> _Requirement 1_: In the records, rename "menu-item-label" to "item-label" from the line containing "- gallery-icon: [759, 168, 795, 212]" through the line containing "- menu-item-label: ออกจากระบบ: [744, 393, 810, 406]". Give back only those lines, with nothing else changed.

> _Text excerpt_:
___

To enhance wireless physical layer security even when global CSI is not available, beamforming with artificial noise has been widely investigated [12,13]. In [14], the artificial noise is placed in the null space of the destination’s channel to prevent artificial noise from leaking to the destination. Further, to decide what portion of available transmit power is allocated for sending artificial noise to interrupt eavesdroppers, the statistics of the eavesdroppers’ channels are exploited at the source in [15]. Since the exact CSI of the destination’s channel is required for the above techniques, the leakage of artificial noise to the destination is inevitable when the destination’s channel estimation is imperfect [16].

In this work, we propose a beamformer design scheme exploiting partial CSI in millimeter wave (mmWave) channels. The partial CSI exploited in this work is the range of angle-of-departure (AOD). We assume that even though the AOD of a dominant multipath between the BS and each node is not exactly known to the BS, it falls within a certain range and the AOD ranges of the destination and the eavesdroppers are available at the BS. Note that compound wiretap channels in [17] assume that the destination’s channel is perfectly known, while the eavesdroppers’ channels belong to a known set of channels characterized by partial CSI such as maximum channel gain. The AOD ranges for the eavesdroppers in this work can be considered as the known set of channels defined in compound wiretap channels. While the compound wiretap channel assumes the perfect knowledge on the destination’s channel, we consider only the AOD range for the destination. Using the AOD range information, we design a transmit beamformer for sending confidential messages based on array pattern synthesis using semidefinite programming [18].

Recently, array pattern synthesis has been utilized to design cluster beamformers in non-orthogonal multiple access systems. In [19], the cluster beamformer is designed to minimize inter-cluster interference under the constraint of maintaining the beamforming gain to the desired cluster exceeding a given threshold. Unlike the previous study in [19], we focus on maximizing the ratio of the beamforming gains at the destination and the eavesdroppers by considering that the secrecy rate is determined by the difference between rates at the destination and the eavesdroppers. Using numerical results, we show that the proposed approach using AOD ranges is efficient for physical layer security when the array antenna size is large and the channel estimation error is critical.

___

> _Provided material_:
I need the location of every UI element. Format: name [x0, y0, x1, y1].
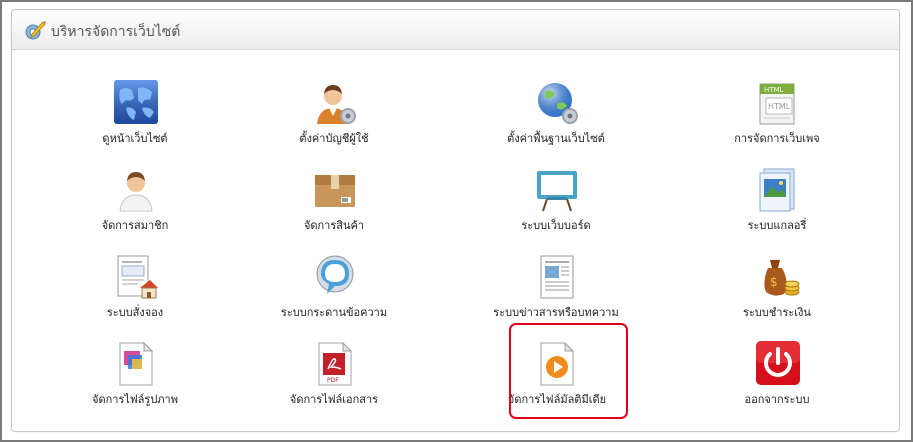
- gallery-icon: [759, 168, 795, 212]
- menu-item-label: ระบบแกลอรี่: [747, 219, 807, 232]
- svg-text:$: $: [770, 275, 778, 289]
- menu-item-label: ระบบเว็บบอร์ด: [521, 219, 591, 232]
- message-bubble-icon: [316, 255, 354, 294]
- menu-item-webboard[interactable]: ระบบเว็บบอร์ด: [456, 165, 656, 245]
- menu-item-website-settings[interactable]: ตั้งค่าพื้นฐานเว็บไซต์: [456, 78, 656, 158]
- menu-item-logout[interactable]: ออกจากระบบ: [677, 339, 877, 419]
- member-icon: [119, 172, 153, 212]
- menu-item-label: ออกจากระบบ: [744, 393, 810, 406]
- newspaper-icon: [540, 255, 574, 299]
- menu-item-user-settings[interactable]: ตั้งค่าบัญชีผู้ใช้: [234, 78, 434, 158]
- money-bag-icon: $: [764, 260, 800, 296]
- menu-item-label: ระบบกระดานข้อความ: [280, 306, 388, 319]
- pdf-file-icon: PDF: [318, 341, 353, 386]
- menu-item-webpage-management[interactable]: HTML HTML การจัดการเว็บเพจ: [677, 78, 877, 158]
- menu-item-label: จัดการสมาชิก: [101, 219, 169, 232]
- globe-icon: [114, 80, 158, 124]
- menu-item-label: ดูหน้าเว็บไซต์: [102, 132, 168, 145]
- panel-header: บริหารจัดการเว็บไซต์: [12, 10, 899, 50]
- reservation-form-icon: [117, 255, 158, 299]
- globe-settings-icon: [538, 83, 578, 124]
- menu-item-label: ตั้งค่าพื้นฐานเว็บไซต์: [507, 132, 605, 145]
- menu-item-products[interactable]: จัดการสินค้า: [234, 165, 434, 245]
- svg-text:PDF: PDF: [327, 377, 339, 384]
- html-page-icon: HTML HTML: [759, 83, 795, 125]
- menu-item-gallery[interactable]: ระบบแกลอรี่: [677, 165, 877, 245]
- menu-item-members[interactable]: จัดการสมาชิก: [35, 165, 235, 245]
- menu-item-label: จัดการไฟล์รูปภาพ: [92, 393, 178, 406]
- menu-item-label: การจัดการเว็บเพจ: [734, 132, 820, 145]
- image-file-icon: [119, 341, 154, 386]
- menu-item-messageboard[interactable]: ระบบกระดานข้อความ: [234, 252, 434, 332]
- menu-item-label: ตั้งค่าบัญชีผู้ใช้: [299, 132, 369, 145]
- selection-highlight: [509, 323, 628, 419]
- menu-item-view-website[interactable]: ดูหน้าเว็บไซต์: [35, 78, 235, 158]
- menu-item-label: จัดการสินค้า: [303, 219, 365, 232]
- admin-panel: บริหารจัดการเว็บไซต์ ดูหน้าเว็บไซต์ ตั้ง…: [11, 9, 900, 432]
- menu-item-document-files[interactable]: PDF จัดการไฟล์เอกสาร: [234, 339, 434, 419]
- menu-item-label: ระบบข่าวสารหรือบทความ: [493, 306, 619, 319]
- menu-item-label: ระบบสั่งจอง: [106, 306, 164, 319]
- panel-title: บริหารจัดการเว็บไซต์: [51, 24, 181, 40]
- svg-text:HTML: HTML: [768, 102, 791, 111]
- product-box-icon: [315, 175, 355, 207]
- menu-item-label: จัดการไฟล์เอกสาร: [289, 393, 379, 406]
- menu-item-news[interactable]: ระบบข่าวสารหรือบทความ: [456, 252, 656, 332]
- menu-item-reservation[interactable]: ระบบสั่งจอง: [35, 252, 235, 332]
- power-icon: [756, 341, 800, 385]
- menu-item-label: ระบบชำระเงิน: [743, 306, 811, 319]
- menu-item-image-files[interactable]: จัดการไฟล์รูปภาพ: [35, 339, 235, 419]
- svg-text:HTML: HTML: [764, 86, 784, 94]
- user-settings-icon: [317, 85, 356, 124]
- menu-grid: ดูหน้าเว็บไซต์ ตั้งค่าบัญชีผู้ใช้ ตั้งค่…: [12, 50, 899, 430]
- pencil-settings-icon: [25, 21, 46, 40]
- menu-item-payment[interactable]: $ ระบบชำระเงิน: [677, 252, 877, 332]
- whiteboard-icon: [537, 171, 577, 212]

___

> _Requirement 2_: Translate this sentence from the passage on physical layer security into Spanish: "The partial CSI exploited in this work is the range of angle-of-departure (AOD)."

> _Full response 1_:
- gallery-icon: [759, 168, 795, 212]
- item-label: ระบบแกลอรี่: [747, 219, 807, 232]
- svg-text:$: $: [770, 275, 778, 289]
- item-label: ระบบเว็บบอร์ด: [521, 219, 591, 232]
- message-bubble-icon: [316, 255, 354, 294]
- menu-item-webboard[interactable]: ระบบเว็บบอร์ด: [456, 165, 656, 245]
- menu-item-website-settings[interactable]: ตั้งค่าพื้นฐานเว็บไซต์: [456, 78, 656, 158]
- menu-item-logout[interactable]: ออกจากระบบ: [677, 339, 877, 419]
- member-icon: [119, 172, 153, 212]
- item-label: ออกจากระบบ: [744, 393, 810, 406]

> _Full response 2_: La CSI parcial aprovechada en este trabajo es el rango del ángulo de salida (AOD).